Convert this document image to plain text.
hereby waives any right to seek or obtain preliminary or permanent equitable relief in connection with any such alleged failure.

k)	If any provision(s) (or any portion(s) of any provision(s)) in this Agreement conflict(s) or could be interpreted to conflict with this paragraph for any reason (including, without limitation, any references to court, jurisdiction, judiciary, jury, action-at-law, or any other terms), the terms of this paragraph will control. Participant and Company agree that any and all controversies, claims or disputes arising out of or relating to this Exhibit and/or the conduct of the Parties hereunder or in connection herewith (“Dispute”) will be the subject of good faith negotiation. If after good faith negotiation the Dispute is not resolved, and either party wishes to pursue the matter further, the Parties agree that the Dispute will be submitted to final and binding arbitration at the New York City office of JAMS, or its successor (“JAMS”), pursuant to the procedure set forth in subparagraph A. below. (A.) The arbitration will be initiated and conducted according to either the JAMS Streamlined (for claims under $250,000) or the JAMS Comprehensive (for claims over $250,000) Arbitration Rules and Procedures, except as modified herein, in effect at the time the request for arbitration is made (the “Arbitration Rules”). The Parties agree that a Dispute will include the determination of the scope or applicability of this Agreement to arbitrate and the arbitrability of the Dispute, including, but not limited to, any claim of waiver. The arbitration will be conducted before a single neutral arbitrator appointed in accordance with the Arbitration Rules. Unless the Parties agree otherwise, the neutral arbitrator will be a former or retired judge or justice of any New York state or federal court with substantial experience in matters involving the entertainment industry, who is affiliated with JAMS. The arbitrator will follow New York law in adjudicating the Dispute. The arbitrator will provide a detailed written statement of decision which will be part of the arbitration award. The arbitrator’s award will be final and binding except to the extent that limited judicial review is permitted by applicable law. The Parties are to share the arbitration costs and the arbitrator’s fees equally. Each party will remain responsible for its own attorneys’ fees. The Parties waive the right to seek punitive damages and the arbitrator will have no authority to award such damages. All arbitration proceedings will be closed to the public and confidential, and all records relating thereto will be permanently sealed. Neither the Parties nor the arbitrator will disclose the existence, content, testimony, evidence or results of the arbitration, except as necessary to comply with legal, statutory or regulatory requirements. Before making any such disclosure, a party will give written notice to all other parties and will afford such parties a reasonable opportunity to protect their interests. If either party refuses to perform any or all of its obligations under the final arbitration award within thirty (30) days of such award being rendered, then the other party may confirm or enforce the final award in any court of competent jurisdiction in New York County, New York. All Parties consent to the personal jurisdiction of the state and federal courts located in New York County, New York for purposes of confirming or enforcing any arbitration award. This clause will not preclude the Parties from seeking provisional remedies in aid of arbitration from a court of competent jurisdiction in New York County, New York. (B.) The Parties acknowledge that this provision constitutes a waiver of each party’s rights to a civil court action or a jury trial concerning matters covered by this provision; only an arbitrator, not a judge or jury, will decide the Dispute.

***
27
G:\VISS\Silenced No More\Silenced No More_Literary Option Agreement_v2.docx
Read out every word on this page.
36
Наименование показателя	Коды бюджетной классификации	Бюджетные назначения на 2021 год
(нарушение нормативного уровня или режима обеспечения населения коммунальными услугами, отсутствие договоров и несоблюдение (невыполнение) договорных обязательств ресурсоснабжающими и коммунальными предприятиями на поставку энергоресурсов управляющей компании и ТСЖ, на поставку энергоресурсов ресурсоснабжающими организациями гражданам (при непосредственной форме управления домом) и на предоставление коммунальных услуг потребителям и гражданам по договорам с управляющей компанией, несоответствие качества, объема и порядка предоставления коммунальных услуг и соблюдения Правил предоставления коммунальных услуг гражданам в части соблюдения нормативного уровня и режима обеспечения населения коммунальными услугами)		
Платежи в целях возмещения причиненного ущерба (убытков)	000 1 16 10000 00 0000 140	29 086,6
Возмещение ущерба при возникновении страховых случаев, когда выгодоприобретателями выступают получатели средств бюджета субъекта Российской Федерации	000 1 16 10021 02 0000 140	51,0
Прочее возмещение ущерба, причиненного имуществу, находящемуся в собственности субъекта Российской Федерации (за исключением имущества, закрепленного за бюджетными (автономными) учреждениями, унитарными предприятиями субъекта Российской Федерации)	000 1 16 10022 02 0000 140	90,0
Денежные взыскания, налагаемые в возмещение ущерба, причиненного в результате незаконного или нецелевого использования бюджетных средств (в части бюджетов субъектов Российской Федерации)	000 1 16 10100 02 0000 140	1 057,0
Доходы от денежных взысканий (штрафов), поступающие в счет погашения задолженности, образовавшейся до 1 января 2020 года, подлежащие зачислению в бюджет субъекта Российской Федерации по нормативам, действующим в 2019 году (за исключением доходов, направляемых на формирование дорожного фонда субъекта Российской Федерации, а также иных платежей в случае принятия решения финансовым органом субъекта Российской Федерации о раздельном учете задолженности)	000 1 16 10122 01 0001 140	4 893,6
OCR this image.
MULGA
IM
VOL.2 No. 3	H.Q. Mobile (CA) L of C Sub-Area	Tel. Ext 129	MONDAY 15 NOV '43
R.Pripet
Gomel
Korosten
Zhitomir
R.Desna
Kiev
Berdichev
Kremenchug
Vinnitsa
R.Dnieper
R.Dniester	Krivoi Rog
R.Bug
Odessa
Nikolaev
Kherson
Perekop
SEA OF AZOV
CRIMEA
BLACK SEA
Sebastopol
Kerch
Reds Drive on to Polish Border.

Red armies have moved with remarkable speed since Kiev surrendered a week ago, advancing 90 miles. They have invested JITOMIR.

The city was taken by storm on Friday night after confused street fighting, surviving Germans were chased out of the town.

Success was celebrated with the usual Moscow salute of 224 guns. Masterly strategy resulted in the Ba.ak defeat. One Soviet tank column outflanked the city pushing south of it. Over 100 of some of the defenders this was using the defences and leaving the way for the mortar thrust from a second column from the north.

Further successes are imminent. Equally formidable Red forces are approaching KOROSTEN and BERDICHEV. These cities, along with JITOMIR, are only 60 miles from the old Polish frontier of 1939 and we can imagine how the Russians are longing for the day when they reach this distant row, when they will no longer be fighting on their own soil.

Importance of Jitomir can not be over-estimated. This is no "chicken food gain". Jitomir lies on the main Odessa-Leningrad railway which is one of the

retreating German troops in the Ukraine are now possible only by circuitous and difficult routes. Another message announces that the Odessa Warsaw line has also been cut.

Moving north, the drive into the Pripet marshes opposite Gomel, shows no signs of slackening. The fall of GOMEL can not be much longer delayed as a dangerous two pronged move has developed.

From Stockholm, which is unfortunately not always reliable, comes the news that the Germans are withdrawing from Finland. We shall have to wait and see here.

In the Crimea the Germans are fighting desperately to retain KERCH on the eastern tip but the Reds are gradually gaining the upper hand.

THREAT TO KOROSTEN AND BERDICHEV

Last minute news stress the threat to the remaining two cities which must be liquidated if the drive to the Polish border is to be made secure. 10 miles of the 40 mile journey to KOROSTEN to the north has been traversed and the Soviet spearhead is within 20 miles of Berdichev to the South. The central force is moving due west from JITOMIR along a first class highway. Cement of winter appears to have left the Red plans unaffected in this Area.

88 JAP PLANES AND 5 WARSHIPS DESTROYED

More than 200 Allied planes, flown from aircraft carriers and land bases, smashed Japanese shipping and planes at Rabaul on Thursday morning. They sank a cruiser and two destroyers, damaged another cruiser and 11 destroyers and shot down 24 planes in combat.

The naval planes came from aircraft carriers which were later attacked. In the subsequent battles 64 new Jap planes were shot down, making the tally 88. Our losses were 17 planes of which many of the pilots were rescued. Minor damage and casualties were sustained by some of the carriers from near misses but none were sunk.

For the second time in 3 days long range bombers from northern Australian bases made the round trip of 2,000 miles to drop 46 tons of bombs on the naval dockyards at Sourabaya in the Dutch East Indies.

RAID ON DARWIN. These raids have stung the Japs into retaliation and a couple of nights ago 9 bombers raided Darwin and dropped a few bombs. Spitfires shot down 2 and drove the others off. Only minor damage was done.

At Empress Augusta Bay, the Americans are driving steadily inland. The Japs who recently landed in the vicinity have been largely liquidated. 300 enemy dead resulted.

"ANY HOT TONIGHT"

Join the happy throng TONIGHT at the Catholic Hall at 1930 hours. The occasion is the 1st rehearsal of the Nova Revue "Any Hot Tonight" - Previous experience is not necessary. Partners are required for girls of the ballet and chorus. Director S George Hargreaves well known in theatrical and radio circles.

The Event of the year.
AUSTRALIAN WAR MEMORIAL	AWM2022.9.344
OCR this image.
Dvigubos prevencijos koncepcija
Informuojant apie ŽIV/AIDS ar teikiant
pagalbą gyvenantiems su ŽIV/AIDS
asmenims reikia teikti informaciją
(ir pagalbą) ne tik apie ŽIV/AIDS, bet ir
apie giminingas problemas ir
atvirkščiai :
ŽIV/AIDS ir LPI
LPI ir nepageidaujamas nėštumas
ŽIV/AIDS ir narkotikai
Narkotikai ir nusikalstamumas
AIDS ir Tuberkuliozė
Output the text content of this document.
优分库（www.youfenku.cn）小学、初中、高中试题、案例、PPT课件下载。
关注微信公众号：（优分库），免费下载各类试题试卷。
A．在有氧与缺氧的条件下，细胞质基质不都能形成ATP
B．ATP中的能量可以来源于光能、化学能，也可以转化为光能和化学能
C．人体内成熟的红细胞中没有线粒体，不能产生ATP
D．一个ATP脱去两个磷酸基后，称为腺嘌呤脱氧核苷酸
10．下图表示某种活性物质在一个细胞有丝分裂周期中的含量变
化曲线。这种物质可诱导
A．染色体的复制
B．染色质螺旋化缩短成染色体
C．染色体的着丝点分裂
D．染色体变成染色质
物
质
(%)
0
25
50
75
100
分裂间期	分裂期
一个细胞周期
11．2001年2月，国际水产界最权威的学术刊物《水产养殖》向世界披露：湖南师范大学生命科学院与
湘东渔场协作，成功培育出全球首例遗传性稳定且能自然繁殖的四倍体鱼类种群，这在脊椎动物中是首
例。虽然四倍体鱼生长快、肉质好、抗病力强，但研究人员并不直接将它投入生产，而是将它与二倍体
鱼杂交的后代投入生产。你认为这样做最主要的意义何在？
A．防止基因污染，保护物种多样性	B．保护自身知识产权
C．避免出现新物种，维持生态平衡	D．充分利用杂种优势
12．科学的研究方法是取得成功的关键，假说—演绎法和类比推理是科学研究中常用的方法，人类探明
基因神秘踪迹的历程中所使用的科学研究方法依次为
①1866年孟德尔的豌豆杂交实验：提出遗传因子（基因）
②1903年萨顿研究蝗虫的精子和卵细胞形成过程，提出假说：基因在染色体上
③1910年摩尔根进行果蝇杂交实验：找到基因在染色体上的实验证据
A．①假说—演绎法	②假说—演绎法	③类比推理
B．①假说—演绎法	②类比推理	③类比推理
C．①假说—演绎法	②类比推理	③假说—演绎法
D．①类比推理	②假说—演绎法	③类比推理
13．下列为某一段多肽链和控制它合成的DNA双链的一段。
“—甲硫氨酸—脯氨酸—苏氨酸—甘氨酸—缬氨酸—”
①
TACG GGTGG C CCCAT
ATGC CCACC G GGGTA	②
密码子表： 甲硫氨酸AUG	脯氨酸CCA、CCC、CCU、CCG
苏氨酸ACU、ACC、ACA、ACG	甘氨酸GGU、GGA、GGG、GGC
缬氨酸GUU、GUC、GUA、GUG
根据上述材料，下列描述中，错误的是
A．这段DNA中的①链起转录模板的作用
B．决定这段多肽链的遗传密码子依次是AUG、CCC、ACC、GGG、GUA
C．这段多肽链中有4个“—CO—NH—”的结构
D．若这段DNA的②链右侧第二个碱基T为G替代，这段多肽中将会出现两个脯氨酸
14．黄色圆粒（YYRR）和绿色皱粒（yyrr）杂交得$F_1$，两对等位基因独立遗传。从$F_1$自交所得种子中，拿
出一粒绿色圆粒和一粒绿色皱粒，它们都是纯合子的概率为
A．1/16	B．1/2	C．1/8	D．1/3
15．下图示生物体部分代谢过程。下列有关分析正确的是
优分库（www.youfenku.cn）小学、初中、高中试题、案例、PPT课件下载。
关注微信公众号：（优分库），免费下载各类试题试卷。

▶ Stated goal
Return the line that contains "Output the text content of this document." and all lines after it, verbatim, and nothing else.

▶ Response to this exercise
Output the text content of this document.
优分库（www.youfenku.cn）小学、初中、高中试题、案例、PPT课件下载。
关注微信公众号：（优分库），免费下载各类试题试卷。
A．在有氧与缺氧的条件下，细胞质基质不都能形成ATP
B．ATP中的能量可以来源于光能、化学能，也可以转化为光能和化学能
C．人体内成熟的红细胞中没有线粒体，不能产生ATP
D．一个ATP脱去两个磷酸基后，称为腺嘌呤脱氧核苷酸
10．下图表示某种活性物质在一个细胞有丝分裂周期中的含量变
化曲线。这种物质可诱导
A．染色体的复制
B．染色质螺旋化缩短成染色体
C．染色体的着丝点分裂
D．染色体变成染色质
物
质
(%)
0
25
50
75
100
分裂间期	分裂期
一个细胞周期
11．2001年2月，国际水产界最权威的学术刊物《水产养殖》向世界披露：湖南师范大学生命科学院与
湘东渔场协作，成功培育出全球首例遗传性稳定且能自然繁殖的四倍体鱼类种群，这在脊椎动物中是首
例。虽然四倍体鱼生长快、肉质好、抗病力强，但研究人员并不直接将它投入生产，而是将它与二倍体
鱼杂交的后代投入生产。你认为这样做最主要的意义何在？
A．防止基因污染，保护物种多样性	B．保护自身知识产权
C．避免出现新物种，维持生态平衡	D．充分利用杂种优势
12．科学的研究方法是取得成功的关键，假说—演绎法和类比推理是科学研究中常用的方法，人类探明
基因神秘踪迹的历程中所使用的科学研究方法依次为
①1866年孟德尔的豌豆杂交实验：提出遗传因子（基因）
②1903年萨顿研究蝗虫的精子和卵细胞形成过程，提出假说：基因在染色体上
③1910年摩尔根进行果蝇杂交实验：找到基因在染色体上的实验证据
A．①假说—演绎法	②假说—演绎法	③类比推理
B．①假说—演绎法	②类比推理	③类比推理
C．①假说—演绎法	②类比推理	③假说—演绎法
D．①类比推理	②假说—演绎法	③类比推理
13．下列为某一段多肽链和控制它合成的DNA双链的一段。
“—甲硫氨酸—脯氨酸—苏氨酸—甘氨酸—缬氨酸—”
①
TACG GGTGG C CCCAT
ATGC CCACC G GGGTA	②
密码子表： 甲硫氨酸AUG	脯氨酸CCA、CCC、CCU、CCG
苏氨酸ACU、ACC、ACA、ACG	甘氨酸GGU、GGA、GGG、GGC
缬氨酸GUU、GUC、GUA、GUG
根据上述材料，下列描述中，错误的是
A．这段DNA中的①链起转录模板的作用
B．决定这段多肽链的遗传密码子依次是AUG、CCC、ACC、GGG、GUA
C．这段多肽链中有4个“—CO—NH—”的结构
D．若这段DNA的②链右侧第二个碱基T为G替代，这段多肽中将会出现两个脯氨酸
14．黄色圆粒（YYRR）和绿色皱粒（yyrr）杂交得$F_1$，两对等位基因独立遗传。从$F_1$自交所得种子中，拿
出一粒绿色圆粒和一粒绿色皱粒，它们都是纯合子的概率为
A．1/16	B．1/2	C．1/8	D．1/3
15．下图示生物体部分代谢过程。下列有关分析正确的是
优分库（www.youfenku.cn）小学、初中、高中试题、案例、PPT课件下载。
关注微信公众号：（优分库），免费下载各类试题试卷。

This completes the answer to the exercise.